_Task description_: Report only how many lines hold the word "tunnel".

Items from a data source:
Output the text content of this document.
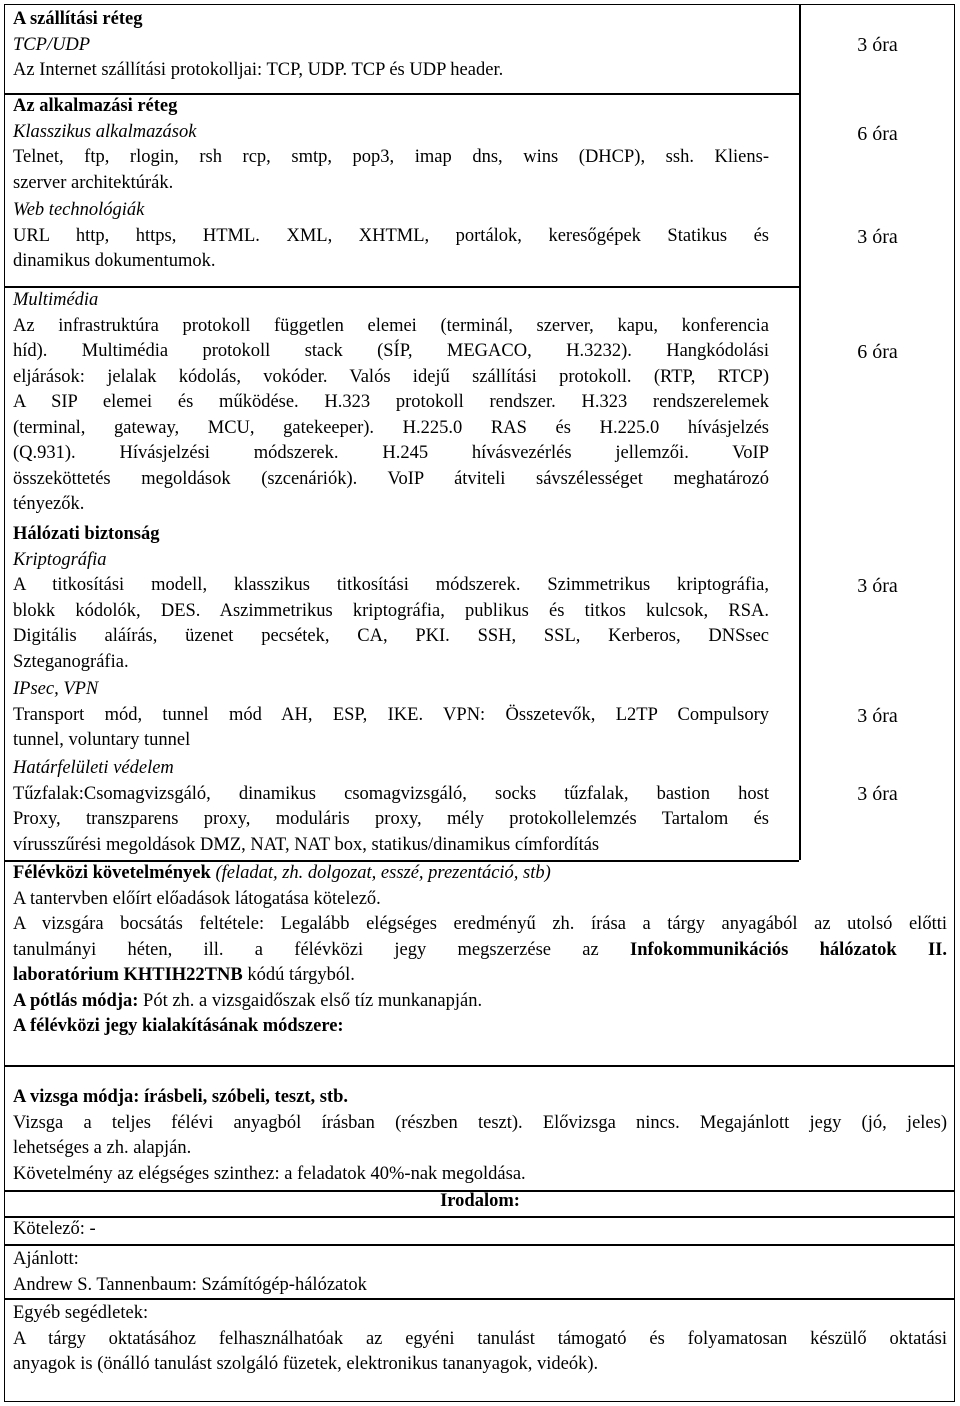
A szállítási réteg
TCP/UDP
Az Internet szállítási protokolljai: TCP, UDP. TCP és UDP header.
3 óra
Az alkalmazási réteg
Klasszikus alkalmazások
Telnet, ftp, rlogin, rsh rcp, smtp, pop3, imap dns, wins (DHCP), ssh. Kliens-
szerver architektúrák.
6 óra
Web technológiák
URL http, https, HTML. XML, XHTML, portálok, keresőgépek Statikus és
dinamikus dokumentumok.
3 óra
Multimédia
Az infrastruktúra protokoll független elemei (terminál, szerver, kapu, konferencia
híd). Multimédia protokoll stack (SÍP, MEGACO, H.3232). Hangkódolási
eljárások: jelalak kódolás, vokóder. Valós idejű szállítási protokoll. (RTP, RTCP)
A SIP elemei és működése. H.323 protokoll rendszer. H.323 rendszerelemek
(terminal, gateway, MCU, gatekeeper). H.225.0 RAS és H.225.0 hívásjelzés
(Q.931). Hívásjelzési módszerek. H.245 hívásvezérlés jellemzői. VoIP
összeköttetés megoldások (szcenáriók). VoIP átviteli sávszélességet meghatározó
tényezők.
6 óra
Hálózati biztonság
Kriptográfia
A titkosítási modell, klasszikus titkosítási módszerek. Szimmetrikus kriptográfia,
blokk kódolók, DES. Aszimmetrikus kriptográfia, publikus és titkos kulcsok, RSA.
Digitális aláírás, üzenet pecsétek, CA, PKI. SSH, SSL, Kerberos, DNSsec
Szteganográfia.
3 óra
IPsec, VPN
Transport mód, tunnel mód AH, ESP, IKE. VPN: Összetevők, L2TP Compulsory
tunnel, voluntary tunnel
3 óra
Határfelületi védelem
Tűzfalak:Csomagvizsgáló, dinamikus csomagvizsgáló, socks tűzfalak, bastion host
Proxy, transzparens proxy, moduláris proxy, mély protokollelemzés Tartalom és
vírusszűrési megoldások DMZ, NAT, NAT box, statikus/dinamikus címfordítás
3 óra
Félévközi követelmények (feladat, zh. dolgozat, esszé, prezentáció, stb)
A tantervben előírt előadások látogatása kötelező.
A vizsgára bocsátás feltétele: Legalább elégséges eredményű zh. írása a tárgy anyagából az utolsó előtti
tanulmányi héten, ill. a félévközi jegy megszerzése az Infokommunikációs hálózatok II.
laboratórium KHTIH22TNB kódú tárgyból.
A pótlás módja: Pót zh. a vizsgaidőszak első tíz munkanapján.
A félévközi jegy kialakításának módszere:
A vizsga módja: írásbeli, szóbeli, teszt, stb.
Vizsga a teljes félévi anyagból írásban (részben teszt). Elővizsga nincs. Megajánlott jegy (jó, jeles)
lehetséges a zh. alapján.
Követelmény az elégséges szinthez: a feladatok 40%-nak megoldása.
Irodalom:
Kötelező: -
Ajánlott:
Andrew S. Tannenbaum: Számítógép-hálózatok
Egyéb segédletek:
A tárgy oktatásához felhasználhatóak az egyéni tanulást támogató és folyamatosan készülő oktatási
anyagok is (önálló tanulást szolgáló füzetek, elektronikus tananyagok, videók).
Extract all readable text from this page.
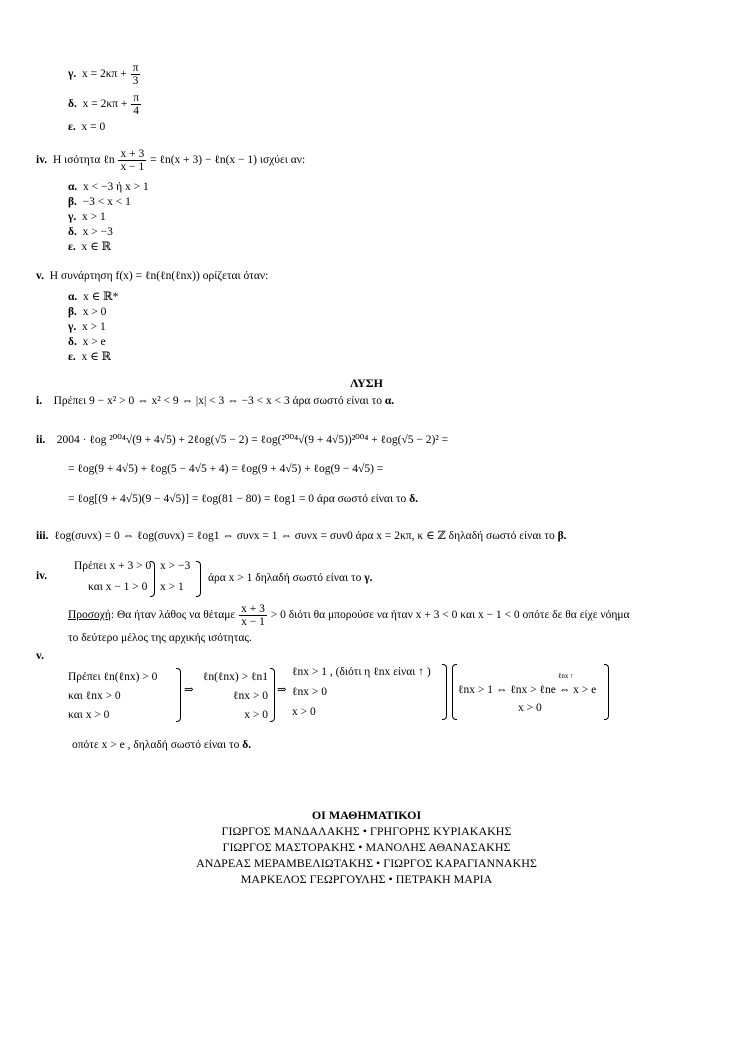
γ. $x = 2\kappa\pi + \frac{\pi}{3}$
δ. $x = 2\kappa\pi + \frac{\pi}{4}$
ε. x = 0
iv. Η ισότητα ℓn $\frac{x + 3}{x - 1}$ = ℓn(x + 3) − ℓn(x − 1) ισχύει αν:
α. x < −3 ή x > 1
β. −3 < x < 1
γ. x > 1
δ. x > −3
ε. x ∈ ℝ
v. Η συνάρτηση f(x) = ℓn(ℓn(ℓnx)) ορίζεται όταν:
α. x ∈ ℝ*
β. x > 0
γ. x > 1
δ. x > e
ε. x ∈ ℝ
ΛΥΣΗ
i. Πρέπει 9 − x² > 0 ⇔ x² < 9 ⇔ |x| < 3 ⇔ −3 < x < 3 άρα σωστό είναι το α.
ii. 2004 · ℓog ²⁰⁰⁴√(9 + 4√5) + 2ℓog(√5 − 2) = ℓog(²⁰⁰⁴√(9 + 4√5))²⁰⁰⁴ + ℓog(√5 − 2)² =
= ℓog(9 + 4√5) + ℓog(5 − 4√5 + 4) = ℓog(9 + 4√5) + ℓog(9 − 4√5) =
= ℓog[(9 + 4√5)(9 − 4√5)] = ℓog(81 − 80) = ℓog1 = 0 άρα σωστό είναι το δ.
iii. ℓog(συνx) = 0 ⇔ ℓog(συνx) = ℓog1 ⇔ συνx = 1 ⇔ συνx = συν0 άρα x = 2κπ, κ ∈ ℤ δηλαδή σωστό είναι το β.
iv.
Πρέπει x + 3 > 0
και x − 1 > 0
x > −3
x > 1
άρα x > 1 δηλαδή σωστό είναι το γ.
Προσοχή: Θα ήταν λάθος να θέταμε $\frac{x + 3}{x - 1} > 0$ διότι θα μπορούσε να ήταν x + 3 < 0 και x − 1 < 0 οπότε δε θα είχε νόημα
το δεύτερο μέλος της αρχικής ισότητας.
v.
Πρέπει ℓn(ℓnx) > 0
και ℓnx > 0
και x > 0
⇒
ℓn(ℓnx) > ℓn1
ℓnx > 0
x > 0
⇒
ℓnx > 1 , (διότι η ℓnx είναι ↑ )
ℓnx > 0
x > 0
ℓnx ↑
ℓnx > 1 ⇔ ℓnx > ℓne ⇔ x > e
x > 0
οπότε x > e , δηλαδή σωστό είναι το δ.
ΟΙ ΜΑΘΗΜΑΤΙΚΟΙ
ΓΙΩΡΓΟΣ ΜΑΝΔΑΛΑΚΗΣ • ΓΡΗΓΟΡΗΣ ΚΥΡΙΑΚΑΚΗΣ
ΓΙΩΡΓΟΣ ΜΑΣΤΟΡΑΚΗΣ • ΜΑΝΟΛΗΣ ΑΘΑΝΑΣΑΚΗΣ
ΑΝΔΡΕΑΣ ΜΕΡΑΜΒΕΛΙΩΤΑΚΗΣ • ΓΙΩΡΓΟΣ ΚΑΡΑΓΙΑΝΝΑΚΗΣ
ΜΑΡΚΕΛΟΣ ΓΕΩΡΓΟΥΛΗΣ • ΠΕΤΡΑΚΗ ΜΑΡΙΑ
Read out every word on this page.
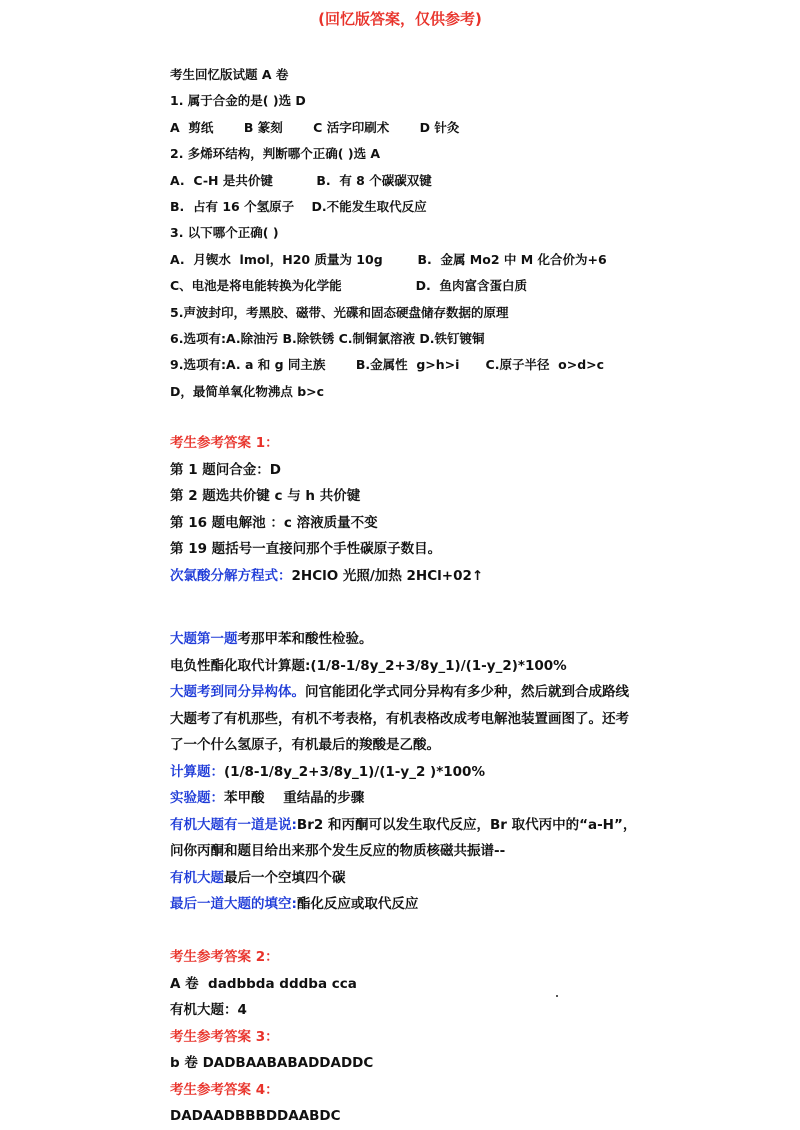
(回忆版答案，仅供参考)
考生回忆版试题 A 卷
1. 属于合金的是( )选 D
A  剪纸       B 篆刻       C 活字印刷术       D 针灸
2. 多烯环结构，判断哪个正确( )选 A
A.  C-H 是共价键          B.  有 8 个碳碳双键
B.  占有 16 个氢原子    D.不能发生取代反应
3. 以下哪个正确( )
A.  月锲水  lmol，H20 质量为 10g        B.  金属 Mo2 中 M 化合价为+6
C、电池是将电能转换为化学能                 D.  鱼肉富含蛋白质
5.声波封印，考黑胶、磁带、光碟和固态硬盘储存数据的原理
6.选项有:A.除油污 B.除铁锈 C.制铜氯溶液 D.铁钉镀铜
9.选项有:A. a 和 g 同主族       B.金属性  g>h>i      C.原子半径  o>d>c
D，最简单氧化物沸点 b>c
考生参考答案 1：
第 1 题问合金：D
第 2 题选共价键 c 与 h 共价键
第 16 题电解池 ：c 溶液质量不变
第 19 题括号一直接问那个手性碳原子数目。
次氯酸分解方程式：2HClO 光照/加热 2HCl+02↑
大题第一题考那甲苯和酸性检验。
电负性酯化取代计算题:(1/8-1/8y_2+3/8y_1)/(1-y_2)*100%
大题考到同分异构体。问官能团化学式同分异构有多少种，然后就到合成路线
大题考了有机那些，有机不考表格，有机表格改成考电解池装置画图了。还考
了一个什么氢原子，有机最后的羧酸是乙酸。
计算题：(1/8-1/8y_2+3/8y_1)/(1-y_2 )*100%
实验题：苯甲酸    重结晶的步骤
有机大题有一道是说:Br2 和丙酮可以发生取代反应，Br 取代丙中的“a-H”，
问你丙酮和题目给出来那个发生反应的物质核磁共振谱--
有机大题最后一个空填四个碳
最后一道大题的填空:酯化反应或取代反应
考生参考答案 2：
A 卷  dadbbda dddba cca
有机大题：4
考生参考答案 3：
b 卷 DADBAABABADDADDC
考生参考答案 4：
DADAADBBBDDAABDC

_Task result_: 2